→ Your instructions:
Using the records below, locate all lines containing "Source" and return them.
>>>
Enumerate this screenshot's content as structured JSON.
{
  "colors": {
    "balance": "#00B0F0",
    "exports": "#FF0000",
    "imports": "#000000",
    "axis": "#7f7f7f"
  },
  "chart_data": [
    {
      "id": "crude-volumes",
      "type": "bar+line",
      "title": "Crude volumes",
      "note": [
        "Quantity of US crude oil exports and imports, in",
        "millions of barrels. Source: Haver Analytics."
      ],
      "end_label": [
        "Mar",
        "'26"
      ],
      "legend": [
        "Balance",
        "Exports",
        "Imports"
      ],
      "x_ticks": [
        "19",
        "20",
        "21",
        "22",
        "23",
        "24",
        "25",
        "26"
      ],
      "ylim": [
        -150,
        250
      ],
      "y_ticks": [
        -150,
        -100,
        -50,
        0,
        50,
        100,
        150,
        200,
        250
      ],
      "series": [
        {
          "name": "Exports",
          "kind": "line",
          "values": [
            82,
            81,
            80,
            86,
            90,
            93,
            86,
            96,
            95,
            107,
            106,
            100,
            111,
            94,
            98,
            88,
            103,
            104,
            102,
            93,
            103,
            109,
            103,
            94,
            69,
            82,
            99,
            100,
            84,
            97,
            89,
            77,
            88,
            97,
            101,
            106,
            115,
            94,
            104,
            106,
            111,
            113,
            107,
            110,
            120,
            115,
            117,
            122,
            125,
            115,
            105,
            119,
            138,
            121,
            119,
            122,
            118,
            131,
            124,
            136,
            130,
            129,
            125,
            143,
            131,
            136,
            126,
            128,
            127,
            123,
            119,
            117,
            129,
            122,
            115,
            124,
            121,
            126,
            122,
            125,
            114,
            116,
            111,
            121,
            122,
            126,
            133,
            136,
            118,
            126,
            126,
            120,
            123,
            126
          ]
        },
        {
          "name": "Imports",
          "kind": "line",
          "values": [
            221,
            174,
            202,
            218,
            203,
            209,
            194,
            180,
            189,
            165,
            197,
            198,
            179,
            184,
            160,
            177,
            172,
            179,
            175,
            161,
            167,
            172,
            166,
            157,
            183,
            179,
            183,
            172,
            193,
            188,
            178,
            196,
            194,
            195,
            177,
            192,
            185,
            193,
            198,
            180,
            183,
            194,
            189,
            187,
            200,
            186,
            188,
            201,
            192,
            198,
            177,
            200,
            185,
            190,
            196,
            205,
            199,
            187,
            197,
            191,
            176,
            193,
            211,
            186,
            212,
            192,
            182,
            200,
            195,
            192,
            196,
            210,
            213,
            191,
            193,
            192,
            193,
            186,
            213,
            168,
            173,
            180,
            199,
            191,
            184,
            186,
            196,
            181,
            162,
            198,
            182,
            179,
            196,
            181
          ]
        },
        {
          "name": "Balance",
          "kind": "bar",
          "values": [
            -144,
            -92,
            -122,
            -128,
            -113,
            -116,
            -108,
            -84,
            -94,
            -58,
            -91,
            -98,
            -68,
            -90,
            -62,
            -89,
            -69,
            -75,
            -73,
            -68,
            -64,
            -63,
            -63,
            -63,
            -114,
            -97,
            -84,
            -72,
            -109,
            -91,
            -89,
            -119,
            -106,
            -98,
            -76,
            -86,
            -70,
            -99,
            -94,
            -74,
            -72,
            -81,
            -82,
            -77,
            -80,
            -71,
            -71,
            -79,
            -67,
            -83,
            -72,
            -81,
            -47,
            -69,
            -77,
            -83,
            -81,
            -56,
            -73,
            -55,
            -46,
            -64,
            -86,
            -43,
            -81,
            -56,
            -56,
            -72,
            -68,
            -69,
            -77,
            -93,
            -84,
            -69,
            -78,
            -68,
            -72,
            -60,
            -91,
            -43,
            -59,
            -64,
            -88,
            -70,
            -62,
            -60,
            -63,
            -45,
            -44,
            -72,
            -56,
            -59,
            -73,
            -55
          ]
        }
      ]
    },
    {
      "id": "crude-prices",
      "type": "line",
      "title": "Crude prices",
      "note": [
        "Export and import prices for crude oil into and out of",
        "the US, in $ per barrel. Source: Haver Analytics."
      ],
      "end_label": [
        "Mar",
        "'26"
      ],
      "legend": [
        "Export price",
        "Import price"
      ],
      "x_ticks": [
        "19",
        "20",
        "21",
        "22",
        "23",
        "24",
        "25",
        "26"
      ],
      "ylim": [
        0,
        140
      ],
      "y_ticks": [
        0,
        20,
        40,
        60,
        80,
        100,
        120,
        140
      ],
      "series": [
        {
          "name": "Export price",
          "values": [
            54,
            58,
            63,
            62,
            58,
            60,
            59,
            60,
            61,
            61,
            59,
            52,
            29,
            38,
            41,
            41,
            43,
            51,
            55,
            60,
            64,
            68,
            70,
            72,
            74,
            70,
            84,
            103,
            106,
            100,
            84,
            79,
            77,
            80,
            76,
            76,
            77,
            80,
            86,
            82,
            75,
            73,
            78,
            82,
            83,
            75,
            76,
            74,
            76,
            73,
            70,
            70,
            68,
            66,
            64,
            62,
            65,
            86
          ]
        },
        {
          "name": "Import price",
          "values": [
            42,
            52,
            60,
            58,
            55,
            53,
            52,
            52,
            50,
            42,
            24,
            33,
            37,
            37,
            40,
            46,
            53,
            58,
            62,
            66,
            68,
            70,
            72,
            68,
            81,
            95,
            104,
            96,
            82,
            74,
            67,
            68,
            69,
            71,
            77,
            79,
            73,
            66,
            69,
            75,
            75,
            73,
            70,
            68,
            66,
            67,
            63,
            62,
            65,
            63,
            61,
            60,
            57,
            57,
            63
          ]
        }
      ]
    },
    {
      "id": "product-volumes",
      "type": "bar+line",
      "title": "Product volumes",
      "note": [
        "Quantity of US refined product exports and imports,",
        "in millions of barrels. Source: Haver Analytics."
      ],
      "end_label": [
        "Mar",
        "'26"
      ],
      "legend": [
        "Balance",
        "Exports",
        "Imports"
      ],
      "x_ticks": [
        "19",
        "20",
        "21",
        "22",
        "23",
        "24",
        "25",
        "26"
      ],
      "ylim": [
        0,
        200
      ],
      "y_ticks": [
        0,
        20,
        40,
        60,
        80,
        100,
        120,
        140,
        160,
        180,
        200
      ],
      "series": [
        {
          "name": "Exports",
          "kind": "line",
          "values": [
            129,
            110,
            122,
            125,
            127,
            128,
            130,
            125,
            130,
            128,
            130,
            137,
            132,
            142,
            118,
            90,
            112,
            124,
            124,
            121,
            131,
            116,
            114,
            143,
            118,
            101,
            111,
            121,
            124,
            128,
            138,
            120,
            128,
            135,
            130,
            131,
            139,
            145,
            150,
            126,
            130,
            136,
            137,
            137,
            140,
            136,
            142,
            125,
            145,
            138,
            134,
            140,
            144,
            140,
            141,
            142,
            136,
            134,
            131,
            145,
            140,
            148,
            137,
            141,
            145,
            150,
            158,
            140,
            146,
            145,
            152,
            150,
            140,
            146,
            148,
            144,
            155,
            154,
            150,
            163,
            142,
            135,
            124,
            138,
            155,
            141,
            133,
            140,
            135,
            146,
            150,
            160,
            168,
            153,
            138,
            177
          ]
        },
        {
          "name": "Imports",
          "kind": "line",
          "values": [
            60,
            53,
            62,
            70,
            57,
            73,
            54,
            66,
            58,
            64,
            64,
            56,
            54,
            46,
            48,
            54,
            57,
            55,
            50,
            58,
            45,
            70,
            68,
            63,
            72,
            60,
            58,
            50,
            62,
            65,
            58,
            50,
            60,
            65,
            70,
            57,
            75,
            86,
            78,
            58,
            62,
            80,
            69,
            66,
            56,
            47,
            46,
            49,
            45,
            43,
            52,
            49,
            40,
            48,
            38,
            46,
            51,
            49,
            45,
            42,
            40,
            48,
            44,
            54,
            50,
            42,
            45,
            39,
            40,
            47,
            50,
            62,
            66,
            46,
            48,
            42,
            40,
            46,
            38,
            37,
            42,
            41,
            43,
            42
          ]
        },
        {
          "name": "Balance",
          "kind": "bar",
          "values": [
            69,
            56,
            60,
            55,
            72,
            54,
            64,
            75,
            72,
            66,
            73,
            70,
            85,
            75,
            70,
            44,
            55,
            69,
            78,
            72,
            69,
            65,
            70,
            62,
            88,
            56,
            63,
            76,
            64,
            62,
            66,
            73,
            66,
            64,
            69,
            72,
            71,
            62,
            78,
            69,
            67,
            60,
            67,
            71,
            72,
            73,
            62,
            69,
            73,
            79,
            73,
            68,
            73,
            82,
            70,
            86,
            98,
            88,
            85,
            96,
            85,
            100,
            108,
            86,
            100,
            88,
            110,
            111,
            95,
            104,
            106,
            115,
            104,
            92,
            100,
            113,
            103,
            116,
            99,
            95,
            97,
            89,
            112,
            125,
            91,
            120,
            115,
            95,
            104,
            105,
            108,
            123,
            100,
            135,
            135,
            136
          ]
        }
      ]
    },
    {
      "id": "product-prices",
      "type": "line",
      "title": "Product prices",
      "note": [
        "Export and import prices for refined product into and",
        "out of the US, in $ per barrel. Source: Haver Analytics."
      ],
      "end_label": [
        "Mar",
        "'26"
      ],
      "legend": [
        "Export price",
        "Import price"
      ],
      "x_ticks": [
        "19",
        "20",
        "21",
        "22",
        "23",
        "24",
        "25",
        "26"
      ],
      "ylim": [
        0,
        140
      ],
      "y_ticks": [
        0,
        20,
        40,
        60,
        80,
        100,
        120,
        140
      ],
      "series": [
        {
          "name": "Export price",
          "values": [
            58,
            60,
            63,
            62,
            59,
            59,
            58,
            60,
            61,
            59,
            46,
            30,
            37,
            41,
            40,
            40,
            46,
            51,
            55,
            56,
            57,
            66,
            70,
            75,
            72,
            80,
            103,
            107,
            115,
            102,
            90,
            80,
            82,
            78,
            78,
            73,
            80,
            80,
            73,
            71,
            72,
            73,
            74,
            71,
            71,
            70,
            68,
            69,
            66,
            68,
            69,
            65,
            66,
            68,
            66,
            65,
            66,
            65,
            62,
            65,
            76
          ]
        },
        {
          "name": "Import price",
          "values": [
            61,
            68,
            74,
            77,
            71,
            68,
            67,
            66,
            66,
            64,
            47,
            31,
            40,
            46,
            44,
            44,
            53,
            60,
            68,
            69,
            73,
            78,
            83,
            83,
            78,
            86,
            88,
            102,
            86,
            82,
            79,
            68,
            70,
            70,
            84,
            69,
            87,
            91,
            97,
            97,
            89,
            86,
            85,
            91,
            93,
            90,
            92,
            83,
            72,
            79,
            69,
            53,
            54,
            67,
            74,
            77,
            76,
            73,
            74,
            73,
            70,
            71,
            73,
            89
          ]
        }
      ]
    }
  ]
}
<<<
→ Task response:
        "millions of barrels. Source: Haver Analytics."
        "the US, in $ per barrel. Source: Haver Analytics."
        "in millions of barrels. Source: Haver Analytics."
        "out of the US, in $ per barrel. Source: Haver Analytics."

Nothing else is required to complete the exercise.